#### What you should do
Your task is to repeat the listing exactly.

#### Dataset extract
○ ○ ○
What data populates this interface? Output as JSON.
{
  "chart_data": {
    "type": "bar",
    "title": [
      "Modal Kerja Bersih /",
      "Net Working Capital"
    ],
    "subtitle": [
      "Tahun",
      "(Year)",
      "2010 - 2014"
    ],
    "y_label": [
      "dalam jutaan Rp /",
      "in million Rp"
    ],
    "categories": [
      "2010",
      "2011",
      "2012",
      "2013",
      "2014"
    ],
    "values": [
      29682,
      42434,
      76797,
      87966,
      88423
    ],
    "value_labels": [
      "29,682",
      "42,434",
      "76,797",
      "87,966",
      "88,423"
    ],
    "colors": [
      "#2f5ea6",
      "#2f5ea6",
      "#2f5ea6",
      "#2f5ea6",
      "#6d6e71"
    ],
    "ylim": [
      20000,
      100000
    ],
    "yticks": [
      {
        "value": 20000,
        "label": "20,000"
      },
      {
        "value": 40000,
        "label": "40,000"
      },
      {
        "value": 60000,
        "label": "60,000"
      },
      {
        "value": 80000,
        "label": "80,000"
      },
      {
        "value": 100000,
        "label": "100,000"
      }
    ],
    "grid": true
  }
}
○ ○ ○
#### Correct answer
What data populates this interface? Output as JSON.
{
  "chart_data": {
    "type": "bar",
    "title": [
      "Modal Kerja Bersih /",
      "Net Working Capital"
    ],
    "subtitle": [
      "Tahun",
      "(Year)",
      "2010 - 2014"
    ],
    "y_label": [
      "dalam jutaan Rp /",
      "in million Rp"
    ],
    "categories": [
      "2010",
      "2011",
      "2012",
      "2013",
      "2014"
    ],
    "values": [
      29682,
      42434,
      76797,
      87966,
      88423
    ],
    "value_labels": [
      "29,682",
      "42,434",
      "76,797",
      "87,966",
      "88,423"
    ],
    "colors": [
      "#2f5ea6",
      "#2f5ea6",
      "#2f5ea6",
      "#2f5ea6",
      "#6d6e71"
    ],
    "ylim": [
      20000,
      100000
    ],
    "yticks": [
      {
        "value": 20000,
        "label": "20,000"
      },
      {
        "value": 40000,
        "label": "40,000"
      },
      {
        "value": 60000,
        "label": "60,000"
      },
      {
        "value": 80000,
        "label": "80,000"
      },
      {
        "value": 100000,
        "label": "100,000"
      }
    ],
    "grid": true
  }
}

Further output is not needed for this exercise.